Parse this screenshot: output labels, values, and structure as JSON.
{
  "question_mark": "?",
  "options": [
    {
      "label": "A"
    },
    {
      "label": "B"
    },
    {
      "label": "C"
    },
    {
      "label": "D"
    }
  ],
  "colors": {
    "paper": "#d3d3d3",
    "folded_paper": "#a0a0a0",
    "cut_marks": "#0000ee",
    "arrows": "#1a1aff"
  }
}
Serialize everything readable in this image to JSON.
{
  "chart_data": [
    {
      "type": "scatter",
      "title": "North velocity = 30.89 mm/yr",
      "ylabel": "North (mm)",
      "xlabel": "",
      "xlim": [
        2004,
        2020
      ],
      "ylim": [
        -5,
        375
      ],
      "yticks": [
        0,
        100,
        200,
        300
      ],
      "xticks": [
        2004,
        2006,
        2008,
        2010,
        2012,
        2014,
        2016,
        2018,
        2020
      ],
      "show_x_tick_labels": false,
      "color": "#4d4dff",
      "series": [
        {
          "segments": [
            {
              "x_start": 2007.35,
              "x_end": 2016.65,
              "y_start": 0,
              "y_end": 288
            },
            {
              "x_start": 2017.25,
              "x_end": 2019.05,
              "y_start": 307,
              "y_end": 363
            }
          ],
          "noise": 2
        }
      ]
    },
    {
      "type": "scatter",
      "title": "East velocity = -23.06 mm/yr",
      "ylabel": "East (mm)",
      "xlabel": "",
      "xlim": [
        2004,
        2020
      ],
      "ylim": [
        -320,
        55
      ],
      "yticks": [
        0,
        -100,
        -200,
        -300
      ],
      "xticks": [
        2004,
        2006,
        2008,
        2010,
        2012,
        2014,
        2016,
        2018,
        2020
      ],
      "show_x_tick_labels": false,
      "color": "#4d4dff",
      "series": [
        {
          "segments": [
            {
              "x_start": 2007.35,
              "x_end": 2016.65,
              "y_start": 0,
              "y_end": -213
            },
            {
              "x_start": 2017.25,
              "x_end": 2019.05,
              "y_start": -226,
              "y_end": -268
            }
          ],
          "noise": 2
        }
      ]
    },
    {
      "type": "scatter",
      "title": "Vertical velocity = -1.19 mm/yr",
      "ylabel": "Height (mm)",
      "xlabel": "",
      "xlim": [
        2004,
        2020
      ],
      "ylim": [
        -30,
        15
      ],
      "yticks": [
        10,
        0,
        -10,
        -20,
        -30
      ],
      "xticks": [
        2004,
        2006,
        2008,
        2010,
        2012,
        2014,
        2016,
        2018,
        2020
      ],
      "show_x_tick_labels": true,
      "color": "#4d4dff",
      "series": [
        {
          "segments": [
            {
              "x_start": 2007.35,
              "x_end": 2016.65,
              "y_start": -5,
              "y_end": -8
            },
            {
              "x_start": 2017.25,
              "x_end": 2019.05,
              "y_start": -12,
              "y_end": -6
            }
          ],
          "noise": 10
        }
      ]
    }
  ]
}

▸ **TASK TO COMPLETE**:
Filter the records above for lines containing the word "JSON", and copy those lines.

▸ **ANSWER TO THIS PROBLEM**:
Parse this screenshot: output labels, values, and structure as JSON.
Serialize everything readable in this image to JSON.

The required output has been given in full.